RECORDS SHOWN:

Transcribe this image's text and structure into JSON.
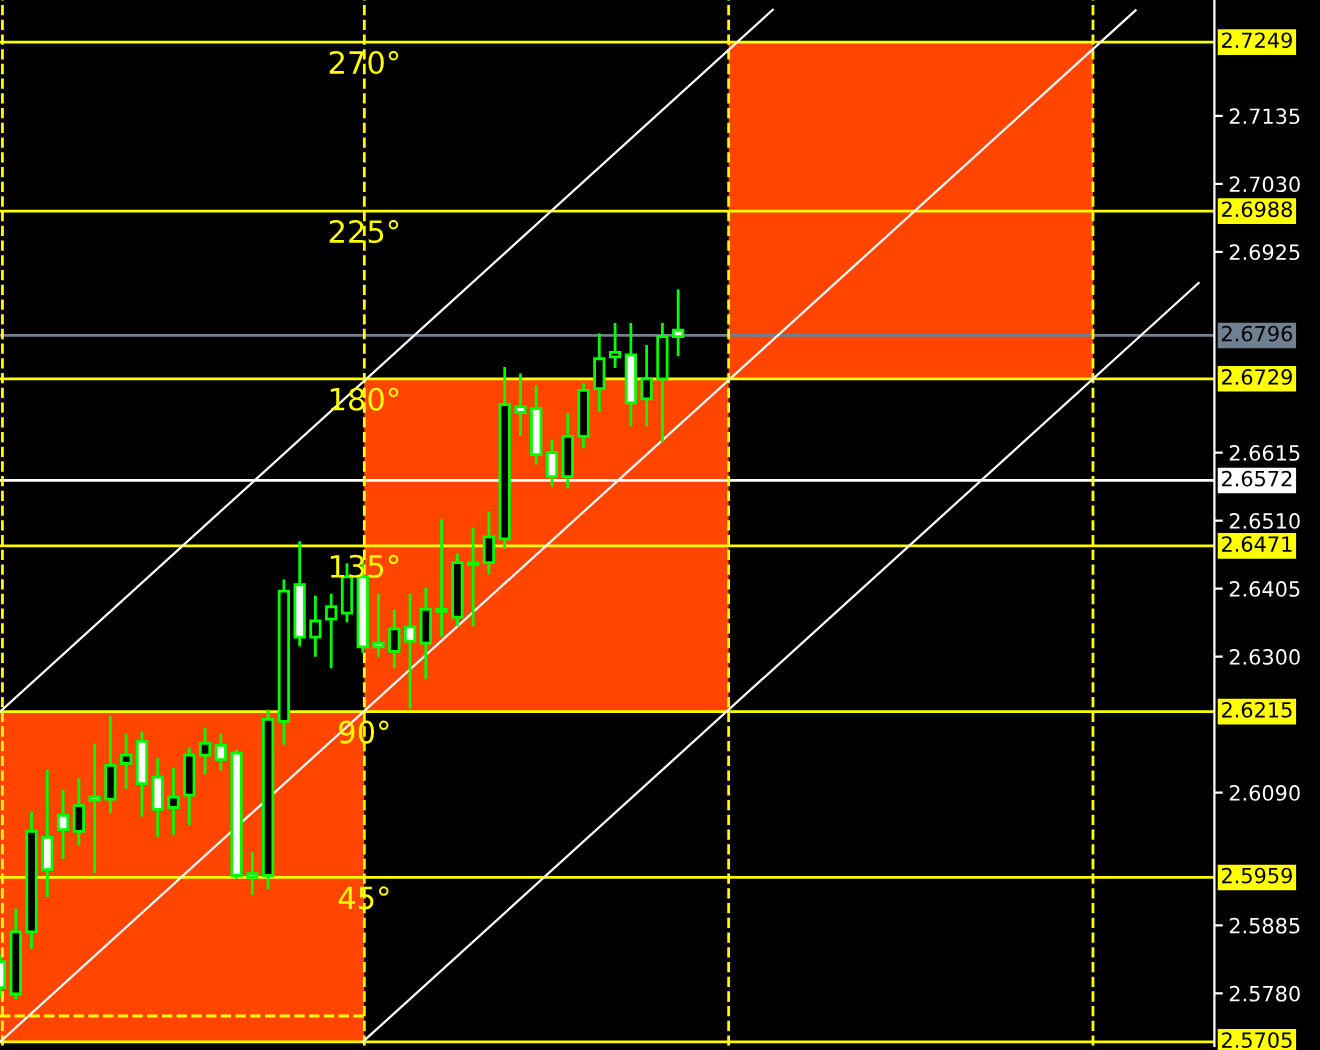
{
  "chart_data": {
    "type": "candlestick",
    "categories": [
      null,
      null,
      null,
      null,
      null,
      null,
      null,
      null,
      null,
      null,
      null,
      null,
      null,
      null,
      null,
      null,
      null,
      null,
      null,
      null,
      null,
      null,
      null,
      null,
      null,
      null,
      null,
      null,
      null,
      null,
      null,
      null,
      null,
      null,
      null,
      null,
      null,
      null,
      null,
      null,
      null,
      null,
      null,
      null,
      null,
      null,
      null,
      null,
      null,
      null,
      null,
      null,
      null,
      null,
      null,
      null,
      null,
      null,
      null,
      null,
      null,
      null,
      null,
      null,
      null,
      null,
      null,
      null,
      null,
      null,
      null,
      null,
      null,
      null,
      null,
      null,
      null
    ],
    "ylim": [
      2.5699,
      2.7314
    ],
    "tick_labels": "y",
    "yticks": [
      {
        "value": 2.578,
        "label": "2.5780"
      },
      {
        "value": 2.5885,
        "label": "2.5885"
      },
      {
        "value": 2.609,
        "label": "2.6090"
      },
      {
        "value": 2.63,
        "label": "2.6300"
      },
      {
        "value": 2.6405,
        "label": "2.6405"
      },
      {
        "value": 2.651,
        "label": "2.6510"
      },
      {
        "value": 2.6615,
        "label": "2.6615"
      },
      {
        "value": 2.6925,
        "label": "2.6925"
      },
      {
        "value": 2.703,
        "label": "2.7030"
      },
      {
        "value": 2.7135,
        "label": "2.7135"
      }
    ],
    "series": [
      {
        "type": "line",
        "color": "#ffffff",
        "values": [
          2.6215,
          null,
          null,
          null,
          null,
          null,
          null,
          null,
          null,
          null,
          null,
          null,
          null,
          null,
          null,
          null,
          null,
          null,
          null,
          null,
          null,
          null,
          null,
          null,
          null,
          null,
          null,
          null,
          null,
          null,
          null,
          null,
          null,
          null,
          null,
          null,
          null,
          null,
          null,
          null,
          null,
          null,
          null,
          null,
          null,
          null,
          null,
          null,
          null,
          2.7299,
          null,
          null,
          null,
          null,
          null,
          null,
          null,
          null,
          null,
          null,
          null,
          null,
          null,
          null,
          null,
          null,
          null,
          null,
          null,
          null,
          null,
          null,
          null,
          null,
          null,
          null,
          null
        ]
      },
      {
        "type": "line",
        "color": "#ffffff",
        "values": [
          2.5705,
          null,
          null,
          null,
          null,
          null,
          null,
          null,
          null,
          null,
          null,
          null,
          null,
          null,
          null,
          null,
          null,
          null,
          null,
          null,
          null,
          null,
          null,
          null,
          null,
          null,
          null,
          null,
          null,
          null,
          null,
          null,
          null,
          null,
          null,
          null,
          null,
          null,
          null,
          null,
          null,
          null,
          null,
          null,
          null,
          null,
          null,
          null,
          null,
          null,
          null,
          null,
          null,
          null,
          null,
          null,
          null,
          null,
          null,
          null,
          null,
          null,
          null,
          null,
          null,
          null,
          null,
          null,
          null,
          null,
          null,
          null,
          2.7298,
          null,
          null,
          null,
          null
        ]
      },
      {
        "type": "line",
        "color": "#ffffff",
        "values": [
          null,
          null,
          null,
          null,
          null,
          null,
          null,
          null,
          null,
          null,
          null,
          null,
          null,
          null,
          null,
          null,
          null,
          null,
          null,
          null,
          null,
          null,
          null,
          2.5705,
          null,
          null,
          null,
          null,
          null,
          null,
          null,
          null,
          null,
          null,
          null,
          null,
          null,
          null,
          null,
          null,
          null,
          null,
          null,
          null,
          null,
          null,
          null,
          null,
          null,
          null,
          null,
          null,
          null,
          null,
          null,
          null,
          null,
          null,
          null,
          null,
          null,
          null,
          null,
          null,
          null,
          null,
          null,
          null,
          null,
          null,
          null,
          null,
          null,
          null,
          null,
          null,
          2.6877
        ]
      },
      {
        "color": "#00ff00",
        "ohlc": [
          [
            2.5829,
            2.5838,
            2.5776,
            2.5789
          ],
          [
            2.5779,
            2.5909,
            2.5773,
            2.5875
          ],
          [
            2.5875,
            2.6058,
            2.5851,
            2.603
          ],
          [
            2.6021,
            2.6123,
            2.5931,
            2.5971
          ],
          [
            2.6055,
            2.6092,
            2.599,
            2.6033
          ],
          [
            2.603,
            2.611,
            2.6011,
            2.607
          ],
          [
            2.6083,
            2.6163,
            2.5968,
            2.6078
          ],
          [
            2.608,
            2.6206,
            2.6061,
            2.6132
          ],
          [
            2.6135,
            2.6179,
            2.6098,
            2.6148
          ],
          [
            2.6169,
            2.6182,
            2.6055,
            2.6104
          ],
          [
            2.6114,
            2.6141,
            2.6024,
            2.6064
          ],
          [
            2.6067,
            2.6126,
            2.6027,
            2.6083
          ],
          [
            2.6086,
            2.6157,
            2.6042,
            2.6148
          ],
          [
            2.6148,
            2.6188,
            2.612,
            2.6166
          ],
          [
            2.6163,
            2.6179,
            2.6126,
            2.6141
          ],
          [
            2.6151,
            2.6154,
            2.5959,
            2.5962
          ],
          [
            2.5965,
            2.5996,
            2.5934,
            2.5959
          ],
          [
            2.5962,
            2.6216,
            2.5943,
            2.6203
          ],
          [
            2.62,
            2.6417,
            2.6166,
            2.6401
          ],
          [
            2.6411,
            2.6476,
            2.6318,
            2.633
          ],
          [
            2.633,
            2.6392,
            2.6302,
            2.6355
          ],
          [
            2.6358,
            2.6395,
            2.6284,
            2.6377
          ],
          [
            2.6367,
            2.6442,
            2.6355,
            2.6423
          ],
          [
            2.6423,
            2.6448,
            2.6308,
            2.6315
          ],
          [
            2.6321,
            2.6395,
            2.6302,
            2.6315
          ],
          [
            2.6308,
            2.637,
            2.6284,
            2.6343
          ],
          [
            2.6346,
            2.6395,
            2.6222,
            2.6324
          ],
          [
            2.6321,
            2.6404,
            2.6268,
            2.6373
          ],
          [
            2.637,
            2.651,
            2.6333,
            2.6373
          ],
          [
            2.6361,
            2.6457,
            2.6349,
            2.6445
          ],
          [
            2.6445,
            2.6497,
            2.6349,
            2.6442
          ],
          [
            2.6445,
            2.6522,
            2.6429,
            2.6485
          ],
          [
            2.6482,
            2.6745,
            2.6469,
            2.6689
          ],
          [
            2.6686,
            2.6735,
            2.6643,
            2.6677
          ],
          [
            2.6683,
            2.6717,
            2.6599,
            2.6612
          ],
          [
            2.6615,
            2.6633,
            2.6565,
            2.6578
          ],
          [
            2.6578,
            2.6674,
            2.6562,
            2.664
          ],
          [
            2.664,
            2.672,
            2.6624,
            2.6711
          ],
          [
            2.6714,
            2.6797,
            2.668,
            2.676
          ],
          [
            2.6763,
            2.6813,
            2.6748,
            2.677
          ],
          [
            2.6766,
            2.6813,
            2.6658,
            2.6692
          ],
          [
            2.6698,
            2.6779,
            2.6658,
            2.6729
          ],
          [
            2.6729,
            2.6813,
            2.6633,
            2.6794
          ],
          [
            2.6804,
            2.6865,
            2.6766,
            2.6794
          ],
          null,
          null,
          null,
          null,
          null,
          null,
          null,
          null,
          null,
          null,
          null,
          null,
          null,
          null,
          null,
          null,
          null,
          null,
          null,
          null,
          null,
          null,
          null,
          null,
          null,
          null,
          null,
          null,
          null,
          null,
          null,
          null,
          null
        ]
      }
    ],
    "ref_lines": [
      {
        "axis": "y",
        "value": 2.7249,
        "label": "2.7249",
        "color": "#ffff00"
      },
      {
        "axis": "y",
        "value": 2.6988,
        "label": "2.6988",
        "color": "#ffff00"
      },
      {
        "axis": "y",
        "value": 2.6729,
        "label": "2.6729",
        "color": "#ffff00"
      },
      {
        "axis": "y",
        "value": 2.6796,
        "label": "2.6796",
        "color": "#708090"
      },
      {
        "axis": "y",
        "value": 2.6572,
        "label": "2.6572",
        "color": "#ffffff"
      },
      {
        "axis": "y",
        "value": 2.6471,
        "label": "2.6471",
        "color": "#ffff00"
      },
      {
        "axis": "y",
        "value": 2.6215,
        "label": "2.6215",
        "color": "#ffff00"
      },
      {
        "axis": "y",
        "value": 2.5959,
        "label": "2.5959",
        "color": "#ffff00"
      },
      {
        "axis": "y",
        "value": 2.5705,
        "label": "2.5705",
        "color": "#ffff00"
      },
      {
        "axis": "y",
        "value": 2.5745,
        "color": "#ffff00",
        "line_style": "dashed"
      }
    ],
    "annotations": [
      "270°",
      "225°",
      "180°",
      "135°",
      "90°",
      "45°"
    ]
  }
}
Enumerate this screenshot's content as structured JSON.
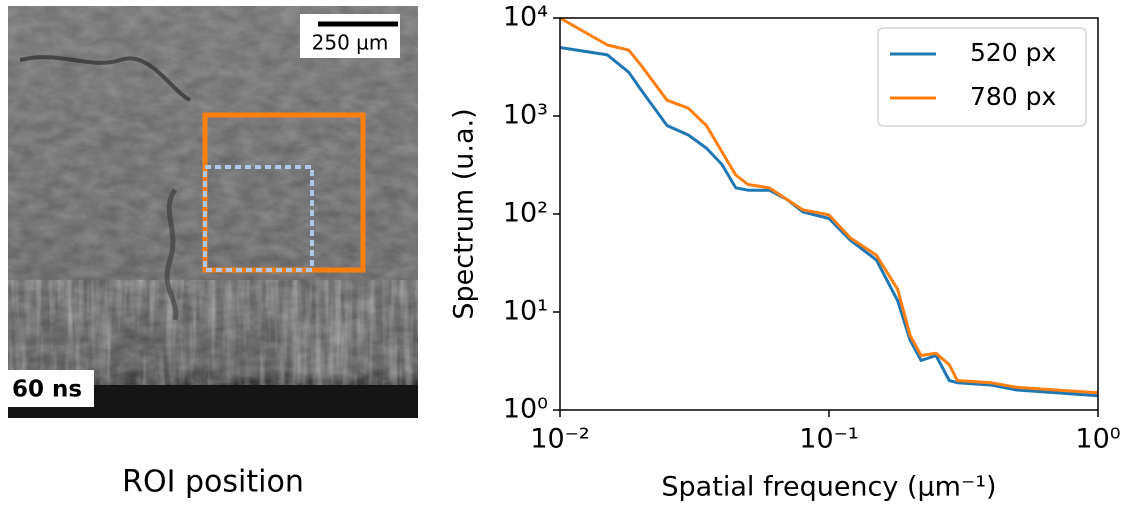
{
  "image": {
    "scale_bar": "250 µm",
    "time": "60 ns",
    "caption": "ROI position"
  },
  "chart_data": {
    "type": "line",
    "x_label": "Spatial frequency (μm⁻¹)",
    "y_label": "Spectrum (u.a.)",
    "x": [
      0.01,
      0.015,
      0.018,
      0.02,
      0.025,
      0.03,
      0.035,
      0.04,
      0.045,
      0.05,
      0.06,
      0.07,
      0.08,
      0.1,
      0.12,
      0.15,
      0.18,
      0.2,
      0.22,
      0.25,
      0.28,
      0.3,
      0.4,
      0.5,
      0.7,
      1.0
    ],
    "series": [
      {
        "name": "520 px",
        "color": "#1f77b4",
        "values": [
          5000,
          4200,
          2800,
          1850,
          800,
          640,
          470,
          320,
          185,
          175,
          175,
          140,
          105,
          90,
          54,
          34,
          13,
          5.2,
          3.2,
          3.6,
          2.0,
          1.9,
          1.8,
          1.6,
          1.5,
          1.4
        ]
      },
      {
        "name": "780 px",
        "color": "#ff7f0e",
        "values": [
          10000,
          5300,
          4700,
          3300,
          1450,
          1200,
          800,
          430,
          250,
          200,
          185,
          140,
          110,
          98,
          57,
          38,
          17,
          5.8,
          3.6,
          3.8,
          2.9,
          2.0,
          1.9,
          1.7,
          1.6,
          1.5
        ]
      }
    ],
    "xlim": [
      0.01,
      1
    ],
    "ylim": [
      1,
      10000
    ],
    "log_x": true,
    "log_y": true,
    "xticks": [
      {
        "value": 0.01,
        "label": "10⁻²"
      },
      {
        "value": 0.1,
        "label": "10⁻¹"
      },
      {
        "value": 1,
        "label": "10⁰"
      }
    ],
    "yticks": [
      {
        "value": 1,
        "label": "10⁰"
      },
      {
        "value": 10,
        "label": "10¹"
      },
      {
        "value": 100,
        "label": "10²"
      },
      {
        "value": 1000,
        "label": "10³"
      },
      {
        "value": 10000,
        "label": "10⁴"
      }
    ],
    "legend": "upper right"
  }
}
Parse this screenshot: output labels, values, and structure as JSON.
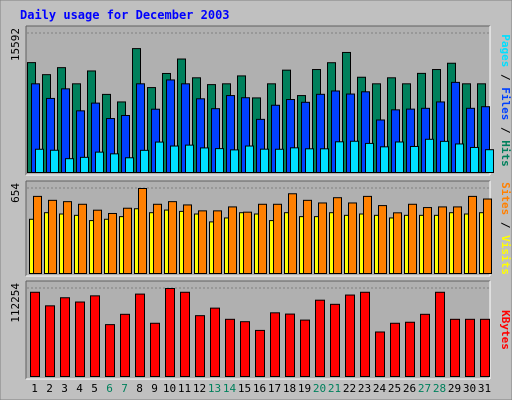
{
  "title": "Daily usage for December 2003",
  "colors": {
    "background": "#C0C0C0",
    "plot_bg": "#B0B0B0",
    "title": "#0000FF",
    "hits": "#00805C",
    "files": "#0040FF",
    "pages": "#00E0FF",
    "visits": "#FFFF00",
    "sites": "#FF8000",
    "kbytes": "#FF0000",
    "weekend_label": "#00805C"
  },
  "chart_data": [
    {
      "type": "bar",
      "panel": "hits-files-pages",
      "ymax_label": "15592",
      "ylim": [
        0,
        15592
      ],
      "side_label": [
        "Pages",
        " / ",
        "Files",
        " / ",
        "Hits"
      ],
      "categories": [
        "1",
        "2",
        "3",
        "4",
        "5",
        "6",
        "7",
        "8",
        "9",
        "10",
        "11",
        "12",
        "13",
        "14",
        "15",
        "16",
        "17",
        "18",
        "19",
        "20",
        "21",
        "22",
        "23",
        "24",
        "25",
        "26",
        "27",
        "28",
        "29",
        "30",
        "31"
      ],
      "weekend_days": [
        6,
        7,
        13,
        14,
        20,
        21,
        27,
        28
      ],
      "series": [
        {
          "name": "Hits",
          "values": [
            12350,
            11010,
            11790,
            9990,
            11420,
            8810,
            7970,
            13910,
            9570,
            11140,
            12750,
            10660,
            9900,
            9990,
            10870,
            8420,
            9990,
            11510,
            8680,
            11580,
            12340,
            13480,
            10720,
            9990,
            10660,
            9990,
            11150,
            11580,
            12280,
            9990,
            9990
          ]
        },
        {
          "name": "Files",
          "values": [
            9990,
            8360,
            9430,
            6980,
            7840,
            6120,
            6460,
            9990,
            7160,
            10420,
            9990,
            8320,
            7220,
            8680,
            8440,
            6030,
            7600,
            8240,
            7930,
            8820,
            9190,
            8850,
            9100,
            5960,
            7090,
            7170,
            7260,
            7970,
            10150,
            7260,
            7440
          ]
        },
        {
          "name": "Pages",
          "values": [
            2700,
            2590,
            1650,
            1800,
            2380,
            2190,
            1750,
            2580,
            3500,
            3060,
            3160,
            2850,
            2770,
            2630,
            3060,
            2710,
            2700,
            2860,
            2750,
            2750,
            3530,
            3590,
            3350,
            2970,
            3510,
            3010,
            3810,
            3580,
            3290,
            2900,
            2650
          ]
        }
      ]
    },
    {
      "type": "bar",
      "panel": "visits-sites",
      "ymax_label": "654",
      "ylim": [
        0,
        654
      ],
      "side_label": [
        "Sites",
        " / ",
        "Visits"
      ],
      "categories": [
        "1",
        "2",
        "3",
        "4",
        "5",
        "6",
        "7",
        "8",
        "9",
        "10",
        "11",
        "12",
        "13",
        "14",
        "15",
        "16",
        "17",
        "18",
        "19",
        "20",
        "21",
        "22",
        "23",
        "24",
        "25",
        "26",
        "27",
        "28",
        "29",
        "30",
        "31"
      ],
      "series": [
        {
          "name": "Visits",
          "values": [
            420,
            470,
            460,
            450,
            410,
            420,
            440,
            500,
            470,
            490,
            480,
            460,
            400,
            430,
            470,
            460,
            410,
            470,
            440,
            440,
            470,
            450,
            460,
            450,
            430,
            450,
            450,
            450,
            470,
            460,
            470
          ]
        },
        {
          "name": "Sites",
          "values": [
            594,
            564,
            554,
            534,
            489,
            464,
            504,
            654,
            534,
            554,
            529,
            484,
            484,
            514,
            474,
            534,
            534,
            614,
            564,
            544,
            584,
            544,
            594,
            524,
            469,
            534,
            509,
            514,
            514,
            594,
            574
          ]
        }
      ]
    },
    {
      "type": "bar",
      "panel": "kbytes",
      "ymax_label": "112254",
      "ylim": [
        0,
        112254
      ],
      "side_label": [
        "KBytes"
      ],
      "categories": [
        "1",
        "2",
        "3",
        "4",
        "5",
        "6",
        "7",
        "8",
        "9",
        "10",
        "11",
        "12",
        "13",
        "14",
        "15",
        "16",
        "17",
        "18",
        "19",
        "20",
        "21",
        "22",
        "23",
        "24",
        "25",
        "26",
        "27",
        "28",
        "29",
        "30",
        "31"
      ],
      "series": [
        {
          "name": "KBytes",
          "values": [
            107500,
            90400,
            100600,
            95200,
            103000,
            66700,
            79700,
            105200,
            68400,
            112254,
            107500,
            78000,
            87500,
            73400,
            70400,
            59400,
            81600,
            80000,
            72400,
            97500,
            92300,
            104000,
            107500,
            57400,
            68400,
            69700,
            79700,
            107500,
            73400,
            73400,
            73400
          ]
        }
      ]
    }
  ]
}
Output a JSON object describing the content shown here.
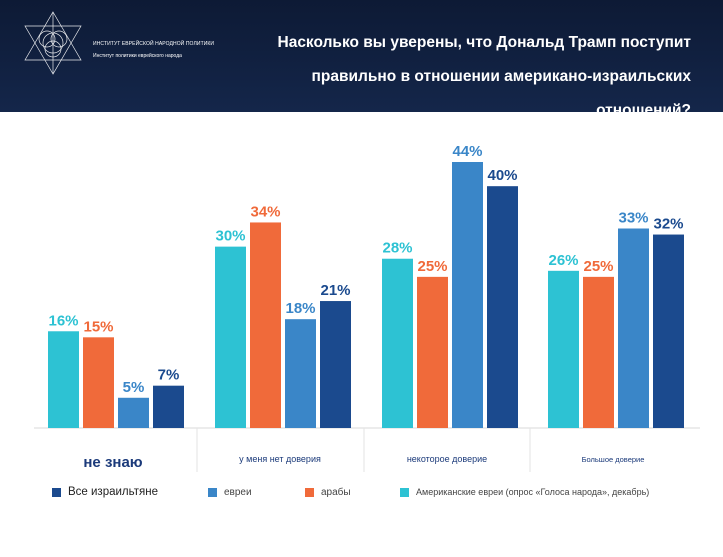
{
  "header": {
    "title_line1": "Насколько вы уверены, что Дональд Трамп поступит",
    "title_line2": "правильно в отношении американо-израильских отношений?",
    "logo_line1": "ИНСТИТУТ ЕВРЕЙСКОЙ НАРОДНОЙ ПОЛИТИКИ",
    "logo_line2": "Институт политики еврейского народа"
  },
  "colors": {
    "all_israelis": "#1b4a8e",
    "jews": "#3a86c8",
    "arabs": "#f06a3a",
    "american_jews": "#2dc2d3",
    "header_bg": "#0d1a35"
  },
  "legend": [
    {
      "label": "Все израильтяне",
      "color": "#1b4a8e"
    },
    {
      "label": "евреи",
      "color": "#3a86c8"
    },
    {
      "label": "арабы",
      "color": "#f06a3a"
    },
    {
      "label": "Американские евреи (опрос «Голоса народа», декабрь)",
      "color": "#2dc2d3"
    }
  ],
  "chart_data": {
    "type": "bar",
    "title": "Насколько вы уверены, что Дональд Трамп поступит правильно в отношении американо-израильских отношений?",
    "categories": [
      "не знаю",
      "у меня нет доверия",
      "некоторое доверие",
      "Большое доверие"
    ],
    "series": [
      {
        "name": "Американские евреи (опрос «Голоса народа», декабрь)",
        "color": "#2dc2d3",
        "values": [
          16,
          30,
          28,
          26
        ],
        "labels": [
          "16%",
          "30%",
          "28%",
          "26%"
        ]
      },
      {
        "name": "арабы",
        "color": "#f06a3a",
        "values": [
          15,
          34,
          25,
          25
        ],
        "labels": [
          "15%",
          "34%",
          "25%",
          "25%"
        ]
      },
      {
        "name": "евреи",
        "color": "#3a86c8",
        "values": [
          5,
          18,
          44,
          33
        ],
        "labels": [
          "5%",
          "18%",
          "44%",
          "33%"
        ]
      },
      {
        "name": "Все израильтяне",
        "color": "#1b4a8e",
        "values": [
          7,
          21,
          40,
          32
        ],
        "labels": [
          "7%",
          "21%",
          "40%",
          "32%"
        ]
      }
    ],
    "ylim": [
      0,
      44
    ],
    "grid": false,
    "legend_position": "bottom"
  }
}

SET PROBLEM: Search the listing above for the string "уверены". Copy every line that contains it.

FULL RESPONSE:
    "title_line1": "Насколько вы уверены, что Дональд Трамп поступит",
    "title": "Насколько вы уверены, что Дональд Трамп поступит правильно в отношении американо-израильских отношений?",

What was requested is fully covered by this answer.